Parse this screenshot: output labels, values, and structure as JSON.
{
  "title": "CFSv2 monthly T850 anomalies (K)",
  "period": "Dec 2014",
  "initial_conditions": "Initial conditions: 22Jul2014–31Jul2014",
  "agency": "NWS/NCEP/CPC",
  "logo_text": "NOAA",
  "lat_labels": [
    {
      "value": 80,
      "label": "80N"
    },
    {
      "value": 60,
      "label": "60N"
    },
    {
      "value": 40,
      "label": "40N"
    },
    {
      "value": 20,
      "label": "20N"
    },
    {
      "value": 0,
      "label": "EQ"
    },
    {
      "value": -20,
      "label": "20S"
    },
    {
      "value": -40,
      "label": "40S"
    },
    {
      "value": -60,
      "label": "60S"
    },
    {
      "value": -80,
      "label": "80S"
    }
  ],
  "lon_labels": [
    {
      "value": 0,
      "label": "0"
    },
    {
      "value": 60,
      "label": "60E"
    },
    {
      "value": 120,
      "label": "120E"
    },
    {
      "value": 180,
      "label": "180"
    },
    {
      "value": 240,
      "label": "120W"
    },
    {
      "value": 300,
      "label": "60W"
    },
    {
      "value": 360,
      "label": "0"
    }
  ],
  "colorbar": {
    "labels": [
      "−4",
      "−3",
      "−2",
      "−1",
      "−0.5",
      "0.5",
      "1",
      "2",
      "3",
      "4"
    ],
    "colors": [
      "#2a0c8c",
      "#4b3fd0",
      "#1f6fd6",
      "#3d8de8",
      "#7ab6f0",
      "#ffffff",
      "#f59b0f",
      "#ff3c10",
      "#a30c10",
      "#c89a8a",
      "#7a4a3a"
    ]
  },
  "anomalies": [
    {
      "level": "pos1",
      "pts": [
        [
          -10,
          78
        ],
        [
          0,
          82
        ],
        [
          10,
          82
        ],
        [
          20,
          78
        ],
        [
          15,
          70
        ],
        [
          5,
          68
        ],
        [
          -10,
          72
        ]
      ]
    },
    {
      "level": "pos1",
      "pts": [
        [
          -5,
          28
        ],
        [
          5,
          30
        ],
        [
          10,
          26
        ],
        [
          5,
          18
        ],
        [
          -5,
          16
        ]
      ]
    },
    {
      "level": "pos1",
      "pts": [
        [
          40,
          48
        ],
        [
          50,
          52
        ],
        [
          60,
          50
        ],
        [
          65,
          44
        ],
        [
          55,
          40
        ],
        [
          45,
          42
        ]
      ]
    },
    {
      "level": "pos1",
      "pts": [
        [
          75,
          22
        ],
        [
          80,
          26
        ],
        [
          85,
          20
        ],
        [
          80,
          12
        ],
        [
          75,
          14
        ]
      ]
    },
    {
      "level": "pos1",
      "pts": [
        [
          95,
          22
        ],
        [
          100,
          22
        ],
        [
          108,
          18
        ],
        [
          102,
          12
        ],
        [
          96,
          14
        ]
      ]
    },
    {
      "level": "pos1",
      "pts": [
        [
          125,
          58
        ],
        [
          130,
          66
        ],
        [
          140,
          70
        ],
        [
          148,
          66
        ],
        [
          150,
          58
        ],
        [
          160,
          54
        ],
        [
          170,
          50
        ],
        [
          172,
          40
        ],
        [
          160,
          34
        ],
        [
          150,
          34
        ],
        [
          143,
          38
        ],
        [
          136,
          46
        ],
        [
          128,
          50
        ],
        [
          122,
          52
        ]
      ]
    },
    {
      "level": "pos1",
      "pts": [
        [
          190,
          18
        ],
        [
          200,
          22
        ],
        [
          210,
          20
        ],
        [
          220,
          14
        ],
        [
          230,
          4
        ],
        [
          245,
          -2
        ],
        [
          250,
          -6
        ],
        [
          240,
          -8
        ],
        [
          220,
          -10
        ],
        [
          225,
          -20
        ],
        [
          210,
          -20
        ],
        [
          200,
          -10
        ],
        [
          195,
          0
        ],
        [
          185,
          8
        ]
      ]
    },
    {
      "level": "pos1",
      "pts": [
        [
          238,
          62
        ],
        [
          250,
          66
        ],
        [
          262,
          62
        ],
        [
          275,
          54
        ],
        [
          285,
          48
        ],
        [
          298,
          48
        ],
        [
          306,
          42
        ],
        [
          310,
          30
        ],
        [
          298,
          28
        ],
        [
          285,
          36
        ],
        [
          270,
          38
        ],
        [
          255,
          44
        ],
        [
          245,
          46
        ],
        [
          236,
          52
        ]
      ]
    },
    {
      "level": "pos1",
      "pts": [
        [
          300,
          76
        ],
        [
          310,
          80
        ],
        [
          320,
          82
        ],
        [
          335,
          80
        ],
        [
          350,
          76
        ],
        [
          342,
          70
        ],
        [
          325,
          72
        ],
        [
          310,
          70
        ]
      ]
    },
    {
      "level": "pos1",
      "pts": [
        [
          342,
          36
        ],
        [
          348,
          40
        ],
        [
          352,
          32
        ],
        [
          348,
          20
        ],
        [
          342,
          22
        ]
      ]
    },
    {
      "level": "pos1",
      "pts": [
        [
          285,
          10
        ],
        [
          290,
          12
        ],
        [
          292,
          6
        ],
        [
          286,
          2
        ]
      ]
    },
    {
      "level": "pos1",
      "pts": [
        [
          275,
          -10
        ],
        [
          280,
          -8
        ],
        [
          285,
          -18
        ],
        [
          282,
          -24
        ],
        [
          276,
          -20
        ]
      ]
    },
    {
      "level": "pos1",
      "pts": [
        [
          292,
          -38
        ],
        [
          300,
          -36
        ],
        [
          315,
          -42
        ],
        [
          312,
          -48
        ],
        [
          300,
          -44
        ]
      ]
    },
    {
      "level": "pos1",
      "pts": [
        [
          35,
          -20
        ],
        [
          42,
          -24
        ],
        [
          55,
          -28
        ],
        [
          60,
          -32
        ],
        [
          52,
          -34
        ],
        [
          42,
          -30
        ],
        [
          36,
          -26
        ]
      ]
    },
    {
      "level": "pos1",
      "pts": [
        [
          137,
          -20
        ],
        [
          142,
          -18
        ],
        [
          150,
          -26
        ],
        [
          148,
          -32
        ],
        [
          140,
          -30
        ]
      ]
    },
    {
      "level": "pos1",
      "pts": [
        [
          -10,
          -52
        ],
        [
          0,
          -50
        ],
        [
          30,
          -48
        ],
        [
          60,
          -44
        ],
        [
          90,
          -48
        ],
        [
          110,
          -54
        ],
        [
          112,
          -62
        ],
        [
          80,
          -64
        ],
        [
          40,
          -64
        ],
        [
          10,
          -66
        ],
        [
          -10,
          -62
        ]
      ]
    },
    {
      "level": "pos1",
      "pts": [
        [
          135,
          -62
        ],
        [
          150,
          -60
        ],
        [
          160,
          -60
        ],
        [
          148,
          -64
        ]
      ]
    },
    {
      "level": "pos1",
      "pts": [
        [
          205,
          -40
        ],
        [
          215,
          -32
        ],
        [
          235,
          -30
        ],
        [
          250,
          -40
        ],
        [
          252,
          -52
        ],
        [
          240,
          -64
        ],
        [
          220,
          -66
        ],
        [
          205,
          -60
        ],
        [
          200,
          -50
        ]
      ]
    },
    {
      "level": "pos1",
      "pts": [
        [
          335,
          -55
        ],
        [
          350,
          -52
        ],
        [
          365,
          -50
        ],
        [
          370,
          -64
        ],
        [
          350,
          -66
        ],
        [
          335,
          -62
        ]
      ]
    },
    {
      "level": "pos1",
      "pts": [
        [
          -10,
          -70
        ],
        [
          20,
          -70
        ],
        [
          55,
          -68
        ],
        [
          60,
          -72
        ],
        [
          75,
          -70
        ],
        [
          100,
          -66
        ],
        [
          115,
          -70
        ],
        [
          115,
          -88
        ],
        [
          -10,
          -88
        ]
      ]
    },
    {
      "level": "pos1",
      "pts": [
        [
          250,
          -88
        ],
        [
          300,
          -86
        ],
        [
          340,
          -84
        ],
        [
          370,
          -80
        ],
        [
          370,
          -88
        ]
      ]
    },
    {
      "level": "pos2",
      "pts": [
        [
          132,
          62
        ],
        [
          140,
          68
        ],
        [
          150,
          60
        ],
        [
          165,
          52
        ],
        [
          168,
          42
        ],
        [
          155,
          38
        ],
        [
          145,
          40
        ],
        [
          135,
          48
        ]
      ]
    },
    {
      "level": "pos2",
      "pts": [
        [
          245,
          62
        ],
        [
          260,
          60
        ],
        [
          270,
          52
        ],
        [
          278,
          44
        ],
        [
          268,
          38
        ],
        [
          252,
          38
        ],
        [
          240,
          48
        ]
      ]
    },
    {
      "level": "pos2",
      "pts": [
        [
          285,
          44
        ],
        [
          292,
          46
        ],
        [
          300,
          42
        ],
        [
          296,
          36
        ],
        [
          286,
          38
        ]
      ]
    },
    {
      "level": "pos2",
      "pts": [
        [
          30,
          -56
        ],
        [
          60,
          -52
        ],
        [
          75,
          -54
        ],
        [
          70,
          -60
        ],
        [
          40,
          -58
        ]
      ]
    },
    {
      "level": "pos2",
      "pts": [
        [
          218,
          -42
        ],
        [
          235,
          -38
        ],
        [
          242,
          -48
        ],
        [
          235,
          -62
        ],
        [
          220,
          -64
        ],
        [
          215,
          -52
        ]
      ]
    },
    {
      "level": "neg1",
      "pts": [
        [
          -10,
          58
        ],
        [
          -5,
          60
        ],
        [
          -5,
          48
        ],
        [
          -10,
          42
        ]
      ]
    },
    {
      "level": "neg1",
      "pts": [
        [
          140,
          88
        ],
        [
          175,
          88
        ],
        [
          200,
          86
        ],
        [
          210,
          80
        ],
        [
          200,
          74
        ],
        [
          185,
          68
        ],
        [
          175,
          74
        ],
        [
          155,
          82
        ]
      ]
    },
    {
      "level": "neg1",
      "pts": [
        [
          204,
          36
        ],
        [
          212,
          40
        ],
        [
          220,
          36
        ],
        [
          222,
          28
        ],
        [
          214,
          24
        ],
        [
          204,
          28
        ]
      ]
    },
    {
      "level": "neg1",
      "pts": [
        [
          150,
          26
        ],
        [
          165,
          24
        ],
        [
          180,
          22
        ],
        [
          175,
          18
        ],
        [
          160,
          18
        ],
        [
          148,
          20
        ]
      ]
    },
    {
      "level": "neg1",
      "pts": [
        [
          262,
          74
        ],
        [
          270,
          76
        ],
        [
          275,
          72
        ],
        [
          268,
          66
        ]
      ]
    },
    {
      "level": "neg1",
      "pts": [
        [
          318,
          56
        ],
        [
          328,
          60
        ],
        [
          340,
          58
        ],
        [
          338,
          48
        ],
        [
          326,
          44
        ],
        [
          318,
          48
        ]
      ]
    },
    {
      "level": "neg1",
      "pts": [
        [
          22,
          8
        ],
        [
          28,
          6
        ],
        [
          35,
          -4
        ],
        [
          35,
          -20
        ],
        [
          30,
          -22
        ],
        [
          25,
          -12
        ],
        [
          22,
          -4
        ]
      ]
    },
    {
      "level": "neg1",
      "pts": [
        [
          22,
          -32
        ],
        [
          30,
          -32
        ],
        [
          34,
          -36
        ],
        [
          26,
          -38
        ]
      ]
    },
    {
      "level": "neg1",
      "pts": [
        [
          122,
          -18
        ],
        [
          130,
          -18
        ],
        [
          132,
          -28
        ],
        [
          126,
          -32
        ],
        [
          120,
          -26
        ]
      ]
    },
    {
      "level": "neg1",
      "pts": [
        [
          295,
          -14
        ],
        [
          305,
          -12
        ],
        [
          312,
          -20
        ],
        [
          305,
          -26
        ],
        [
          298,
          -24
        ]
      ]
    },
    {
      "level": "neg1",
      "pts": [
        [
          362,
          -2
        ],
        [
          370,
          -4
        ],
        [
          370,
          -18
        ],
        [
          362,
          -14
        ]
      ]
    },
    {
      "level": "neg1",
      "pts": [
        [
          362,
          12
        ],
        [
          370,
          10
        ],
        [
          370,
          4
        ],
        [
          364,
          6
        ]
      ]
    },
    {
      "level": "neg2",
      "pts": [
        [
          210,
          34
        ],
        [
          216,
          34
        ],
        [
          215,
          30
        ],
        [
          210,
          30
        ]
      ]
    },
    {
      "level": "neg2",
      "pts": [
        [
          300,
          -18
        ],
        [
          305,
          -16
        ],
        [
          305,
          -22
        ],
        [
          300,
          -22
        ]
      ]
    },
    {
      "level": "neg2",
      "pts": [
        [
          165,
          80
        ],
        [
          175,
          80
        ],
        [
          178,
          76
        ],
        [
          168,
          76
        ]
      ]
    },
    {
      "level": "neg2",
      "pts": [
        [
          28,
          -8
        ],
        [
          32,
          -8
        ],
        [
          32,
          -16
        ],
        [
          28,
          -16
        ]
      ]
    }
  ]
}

**The task:**
Isolate the lines above that contain the word "anomalies" and copy them.

**Output of the task:**
  "title": "CFSv2 monthly T850 anomalies (K)",
  "anomalies": [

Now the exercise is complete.